Input:
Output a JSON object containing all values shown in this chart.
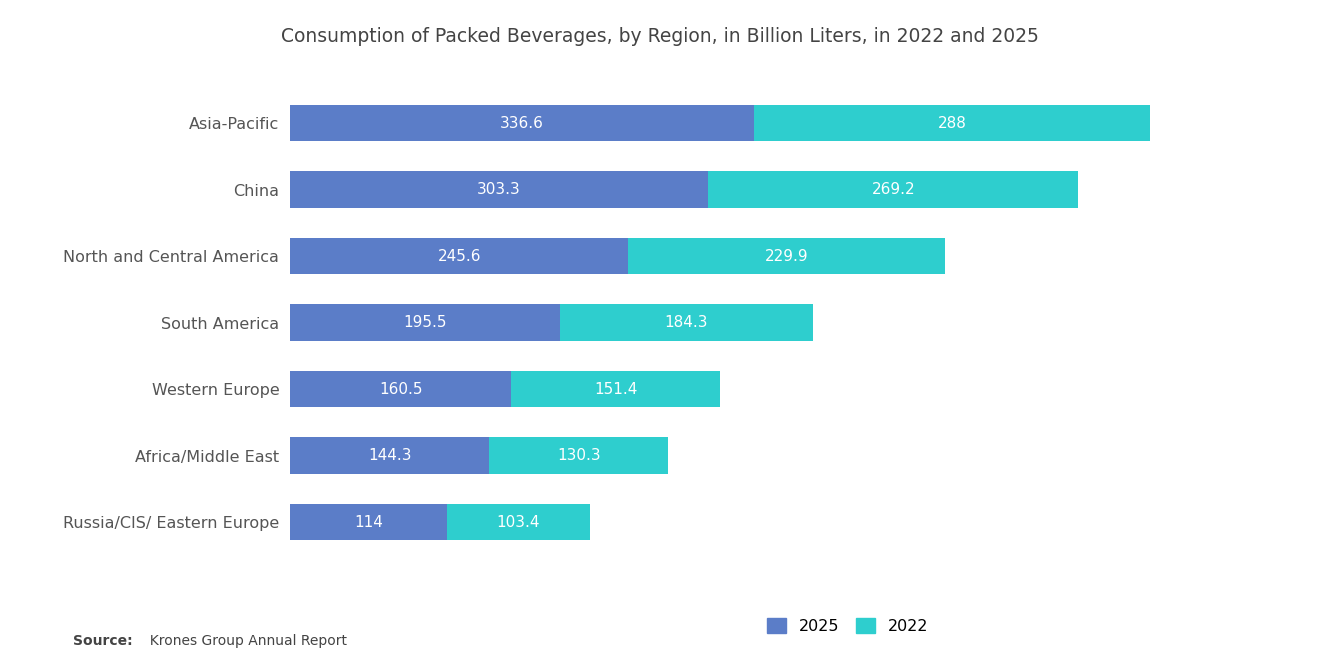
{
  "title": "Consumption of Packed Beverages, by Region, in Billion Liters, in 2022 and 2025",
  "categories": [
    "Russia/CIS/ Eastern Europe",
    "Africa/Middle East",
    "Western Europe",
    "South America",
    "North and Central America",
    "China",
    "Asia-Pacific"
  ],
  "values_2025": [
    114,
    144.3,
    160.5,
    195.5,
    245.6,
    303.3,
    336.6
  ],
  "values_2022": [
    103.4,
    130.3,
    151.4,
    184.3,
    229.9,
    269.2,
    288
  ],
  "color_2025": "#5B7DC8",
  "color_2022": "#2ECECE",
  "background_color": "#ffffff",
  "title_fontsize": 13.5,
  "bar_height": 0.55,
  "xlim": [
    0,
    700
  ],
  "source_bold": "Source:",
  "source_rest": "  Krones Group Annual Report"
}
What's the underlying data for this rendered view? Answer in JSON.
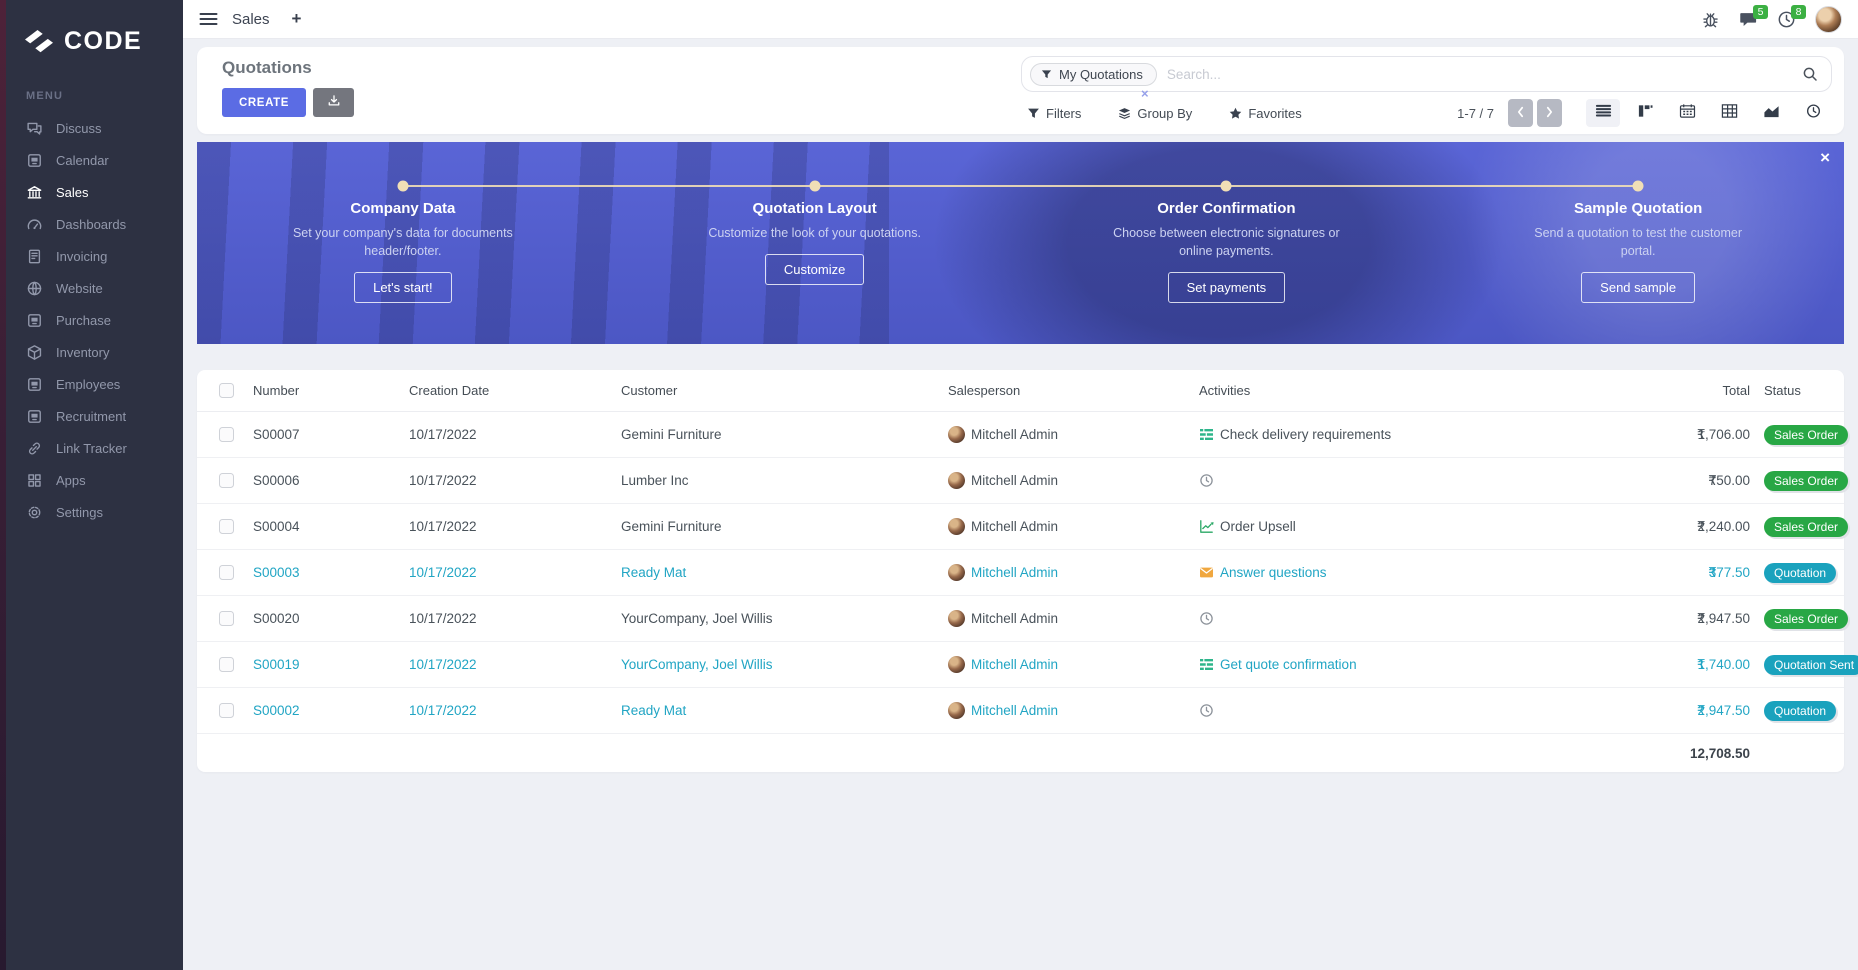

Exercise instructions:
Return the whole listing, word for word, and leave out every picture.

Result:
Output a JSON object containing all values shown in this chart.
{
  "title": "Consumption of Packed Beverages, by Region, in Billion Liters, in 2022 and 2025",
  "categories": [
    "Russia/CIS/ Eastern Europe",
    "Africa/Middle East",
    "Western Europe",
    "South America",
    "North and Central America",
    "China",
    "Asia-Pacific"
  ],
  "values_2025": [
    114,
    144.3,
    160.5,
    195.5,
    245.6,
    303.3,
    336.6
  ],
  "values_2022": [
    103.4,
    130.3,
    151.4,
    184.3,
    229.9,
    269.2,
    288
  ],
  "color_2025": "#5B7DC8",
  "color_2022": "#2ECECE",
  "background_color": "#ffffff",
  "title_fontsize": 13.5,
  "bar_height": 0.55,
  "xlim": [
    0,
    700
  ],
  "source_bold": "Source:",
  "source_rest": "  Krones Group Annual Report"
}
What's the underlying data for this rendered view? Answer in JSON.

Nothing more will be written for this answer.